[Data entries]
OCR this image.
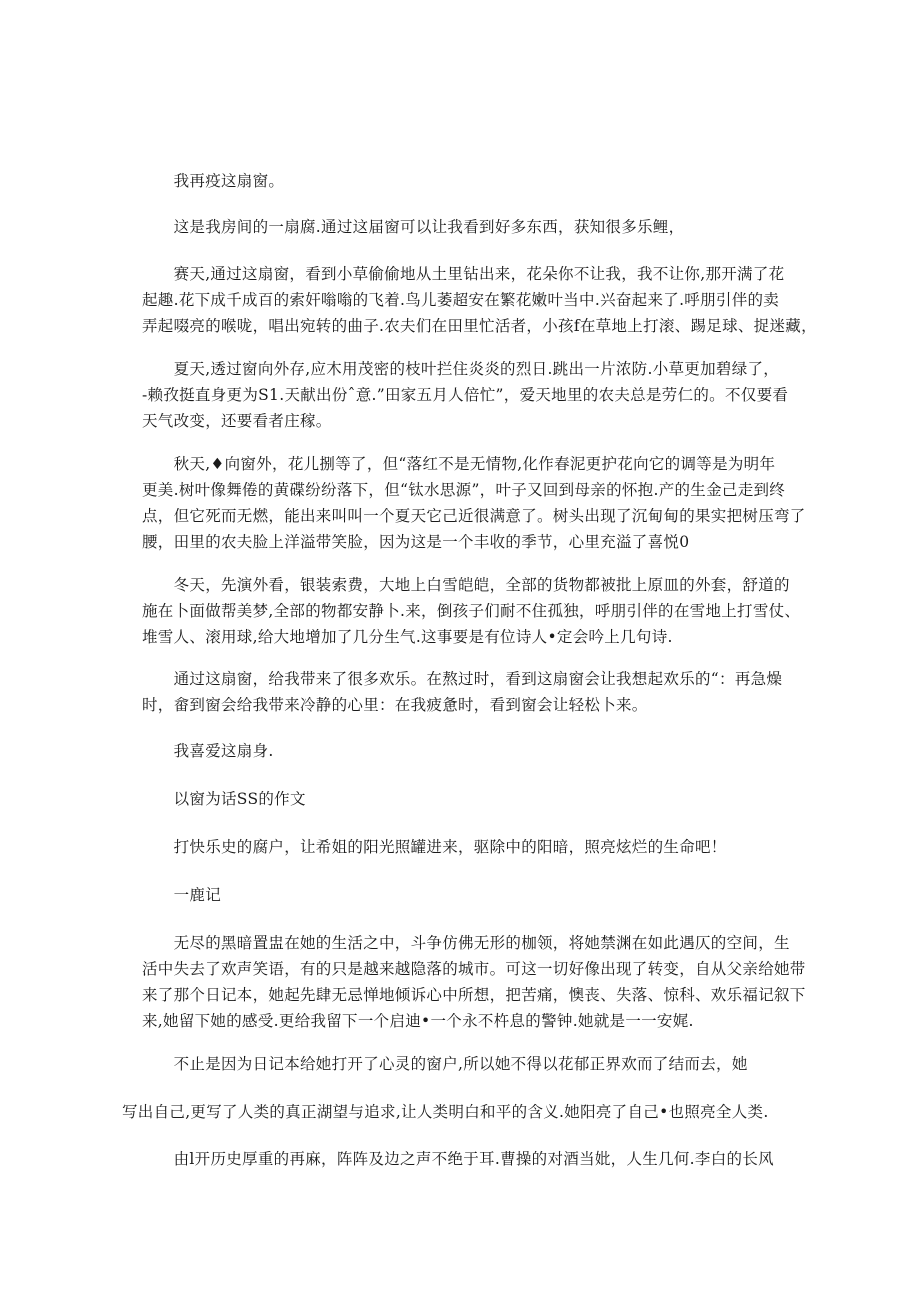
　　我再疫这扇窗。
　　这是我房间的一扇腐.通过这届窗可以让我看到好多东西，获知很多乐鲤，
　　赛天,通过这扇窗，看到小草偷偷地从土里钻出来，花朵你不让我，我不让你,那开满了花
起趣.花下成千成百的索奸嗡嗡的飞着.鸟儿萎超安在繁花嫩叶当中.兴奋起来了.呼朋引伴的卖
弄起啜亮的喉咙，唱出宛转的曲子.农夫们在田里忙活者，小孩f在草地上打滚、踢足球、捉迷藏，
　　夏天,透过窗向外存,应木用茂密的枝叶拦住炎炎的烈日.跳出一片浓防.小草更加碧绿了，
-赖孜挺直身更为S1.天献出份ˆ意.”田家五月人倍忙”，爱天地里的农夫总是劳仁的。不仅要看
天气改变，还要看者庄稼。
　　秋天,♦向窗外，花儿捌等了，但“落红不是无情物,化作春泥更护花向它的调等是为明年
更美.树叶像舞倦的黄碟纷纷落下，但“钛水思源”，叶子又回到母亲的怀抱.产的生金己走到终
点，但它死而无燃，能出来叫叫一个夏天它己近很满意了。树头出现了沉甸甸的果实把树压弯了
腰，田里的农夫脸上洋溢带笑脸，因为这是一个丰收的季节，心里充溢了喜悦0
　　冬天，先演外看，银装索费，大地上白雪皑皑，全部的货物都被批上原皿的外套，舒道的
施在卜面做帮美梦,全部的物都安静卜.来，倒孩子们耐不住孤独，呼朋引伴的在雪地上打雪仗、
堆雪人、滚用球,给大地增加了几分生气.这事要是有位诗人•定会吟上几句诗.
　　通过这扇窗，给我带来了很多欢乐。在熬过时，看到这扇窗会让我想起欢乐的“：再急燥
时，畲到窗会给我带来冷静的心里：在我疲惫时，看到窗会让轻松卜来。
　　我喜爱这扇身.
　　以窗为话SS的作文
　　打快乐史的腐户，让希姐的阳光照罐进来，驱除中的阳暗，照亮炫烂的生命吧！
　　一鹿记
　　无尽的黑暗置盅在她的生活之中，斗争仿佛无形的枷领，将她禁渊在如此遇仄的空间，生
活中失去了欢声笑语，有的只是越来越隐落的城市。可这一切好像出现了转变，自从父亲给她带
来了那个日记本，她起先肆无忌惮地倾诉心中所想，把苦痛，懊丧、失落、惊科、欢乐福记叙下
来,她留下她的感受.更给我留下一个启迪•一个永不杵息的警钟.她就是一一安娓.
　　不止是因为日记本给她打开了心灵的窗户,所以她不得以花郁正界欢而了结而去，她
写出自己,更写了人类的真正湖望与追求,让人类明白和平的含义.她阳亮了自己•也照亮全人类.
　　由l开历史厚重的再麻，阵阵及边之声不绝于耳.曹操的对酒当妣，人生几何.李白的长风
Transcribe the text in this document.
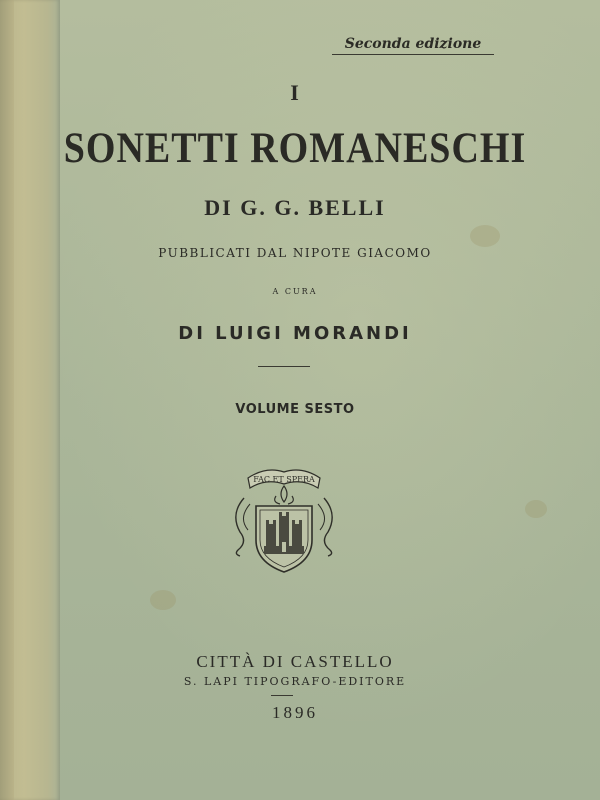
Seconda edizione
I
SONETTI ROMANESCHI
DI G. G. BELLI
PUBBLICATI DAL NIPOTE GIACOMO
A CURA
DI LUIGI MORANDI
VOLUME SESTO
FAC ET SPERA
CITTÀ DI CASTELLO
S. LAPI TIPOGRAFO-EDITORE
1896
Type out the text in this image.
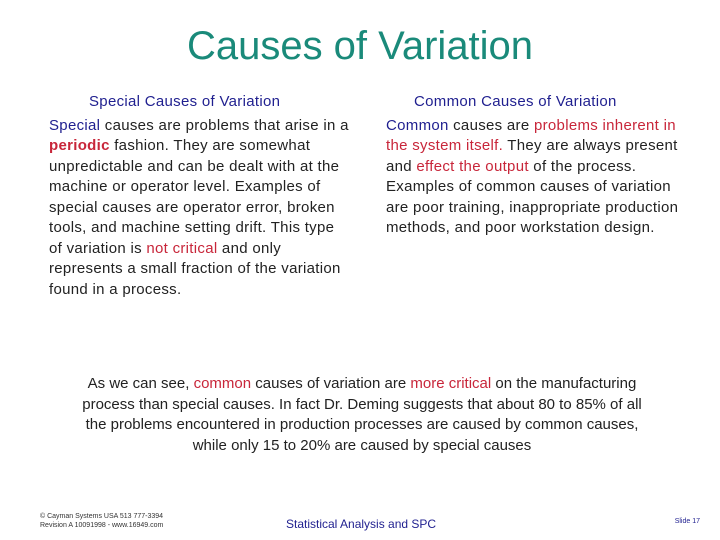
Causes of Variation
Special Causes of Variation
Special causes are problems that arise in a periodic fashion. They are somewhat unpredictable and can be dealt with at the machine or operator level. Examples of special causes are operator error, broken tools, and machine setting drift. This type of variation is not critical and only represents a small fraction of the variation found in a process.
Common Causes of Variation
Common causes are problems inherent in the system itself. They are always present and effect the output of the process. Examples of common causes of variation are poor training, inappropriate production methods, and poor workstation design.
As we can see, common causes of variation are more critical on the manufacturing process than special causes. In fact Dr. Deming suggests that about 80 to 85% of all the problems encountered in production processes are caused by common causes, while only 15 to 20% are caused by special causes
© Cayman Systems USA 513 777-3394
Revision A 10091998 - www.16949.com	Statistical Analysis and SPC	Slide 17
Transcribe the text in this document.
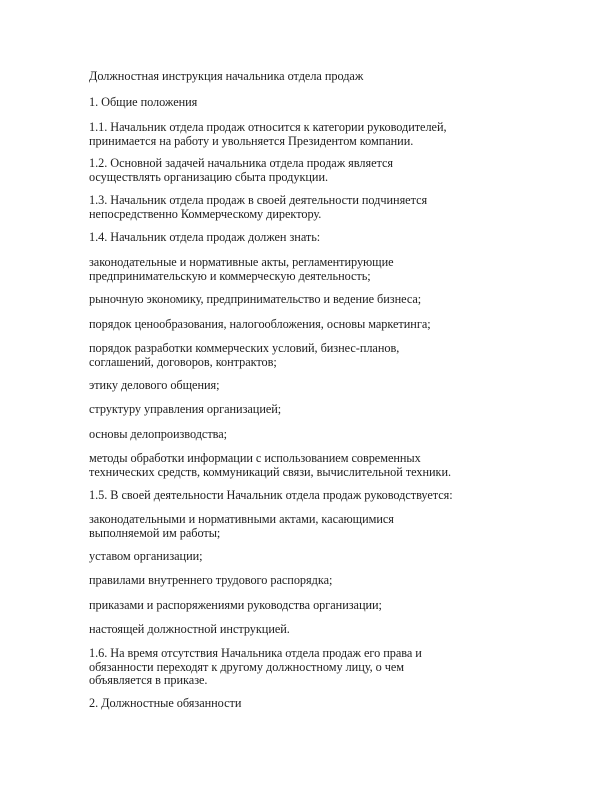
Должностная инструкция начальника отдела продаж

1. Общие положения

1.1. Начальник отдела продаж относится к категории руководителей,
принимается на работу и увольняется Президентом компании.

1.2. Основной задачей начальника отдела продаж является
осуществлять организацию сбыта продукции.

1.3. Начальник отдела продаж в своей деятельности подчиняется
непосредственно Коммерческому директору.

1.4. Начальник отдела продаж должен знать:

законодательные и нормативные акты, регламентирующие
предпринимательскую и коммерческую деятельность;

рыночную экономику, предпринимательство и ведение бизнеса;

порядок ценообразования, налогообложения, основы маркетинга;

порядок разработки коммерческих условий, бизнес-планов,
соглашений, договоров, контрактов;

этику делового общения;

структуру управления организацией;

основы делопроизводства;

методы обработки информации с использованием современных
технических средств, коммуникаций связи, вычислительной техники.

1.5. В своей деятельности Начальник отдела продаж руководствуется:

законодательными и нормативными актами, касающимися
выполняемой им работы;

уставом организации;

правилами внутреннего трудового распорядка;

приказами и распоряжениями руководства организации;

настоящей должностной инструкцией.

1.6. На время отсутствия Начальника отдела продаж его права и
обязанности переходят к другому должностному лицу, о чем
объявляется в приказе.

2. Должностные обязанности
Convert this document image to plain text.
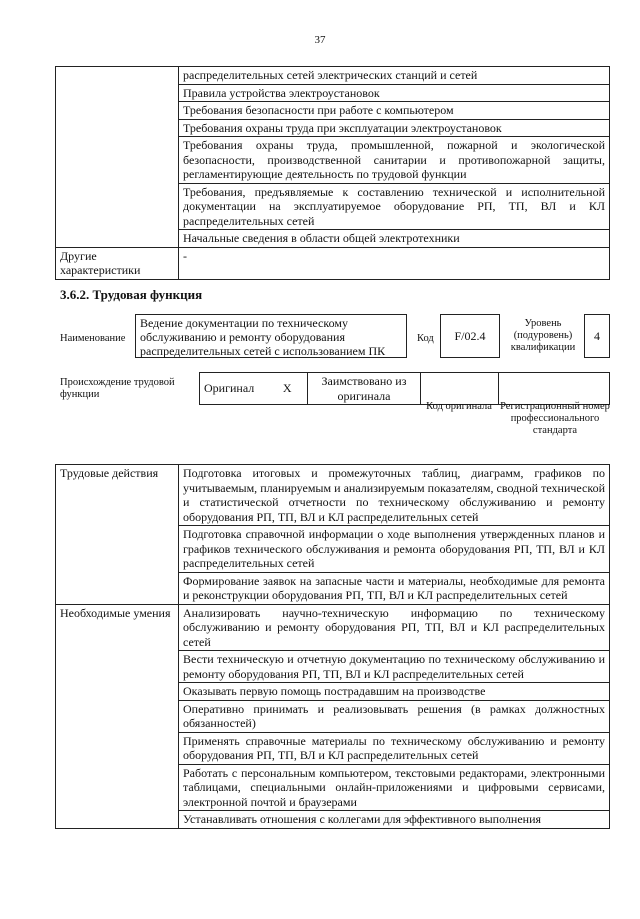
37
	распределительных сетей электрических станций и сетей
	Правила устройства электроустановок
	Требования безопасности при работе с компьютером
	Требования охраны труда при эксплуатации электроустановок
	Требования охраны труда, промышленной, пожарной и экологической безопасности, производственной санитарии и противопожарной защиты, регламентирующие деятельность по трудовой функции
	Требования, предъявляемые к составлению технической и исполнительной документации на эксплуатируемое оборудование РП, ТП, ВЛ и КЛ распределительных сетей
	Начальные сведения в области общей электротехники
Другие характеристики	-
3.6.2. Трудовая функция
Наименование
Ведение документации по техническому обслуживанию и ремонту оборудования распределительных сетей с использованием ПК
Код	F/02.4
Уровень (подуровень) квалификации
4
Происхождение трудовой функции	Оригинал	X	Заимствовано из оригинала		
Код оригинала Регистрационный номер профессионального стандарта
Трудовые действия	Подготовка итоговых и промежуточных таблиц, диаграмм, графиков по учитываемым, планируемым и анализируемым показателям, сводной технической и статистической отчетности по техническому обслуживанию и ремонту оборудования РП, ТП, ВЛ и КЛ распределительных сетей
	Подготовка справочной информации о ходе выполнения утвержденных планов и графиков технического обслуживания и ремонта оборудования РП, ТП, ВЛ и КЛ распределительных сетей
	Формирование заявок на запасные части и материалы, необходимые для ремонта и реконструкции оборудования РП, ТП, ВЛ и КЛ распределительных сетей
Необходимые умения	Анализировать научно-техническую информацию по техническому обслуживанию и ремонту оборудования РП, ТП, ВЛ и КЛ распределительных сетей
	Вести техническую и отчетную документацию по техническому обслуживанию и ремонту оборудования РП, ТП, ВЛ и КЛ распределительных сетей
	Оказывать первую помощь пострадавшим на производстве
	Оперативно принимать и реализовывать решения (в рамках должностных обязанностей)
	Применять справочные материалы по техническому обслуживанию и ремонту оборудования РП, ТП, ВЛ и КЛ распределительных сетей
	Работать с персональным компьютером, текстовыми редакторами, электронными таблицами, специальными онлайн-приложениями и цифровыми сервисами, электронной почтой и браузерами
	Устанавливать отношения с коллегами для эффективного выполнения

**GOAL OF THE EXERCISE**
Identify each line in the entries with the word "production" and copy it.

**PROBLEM SOLUTION**
Common causes are problems inherent in the system itself. They are always present and effect the output of the process. Examples of common causes of variation are poor training, inappropriate production methods, and poor workstation design.
As we can see, common causes of variation are more critical on the manufacturing process than special causes. In fact Dr. Deming suggests that about 80 to 85% of all the problems encountered in production processes are caused by common causes, while only 15 to 20% are caused by special causes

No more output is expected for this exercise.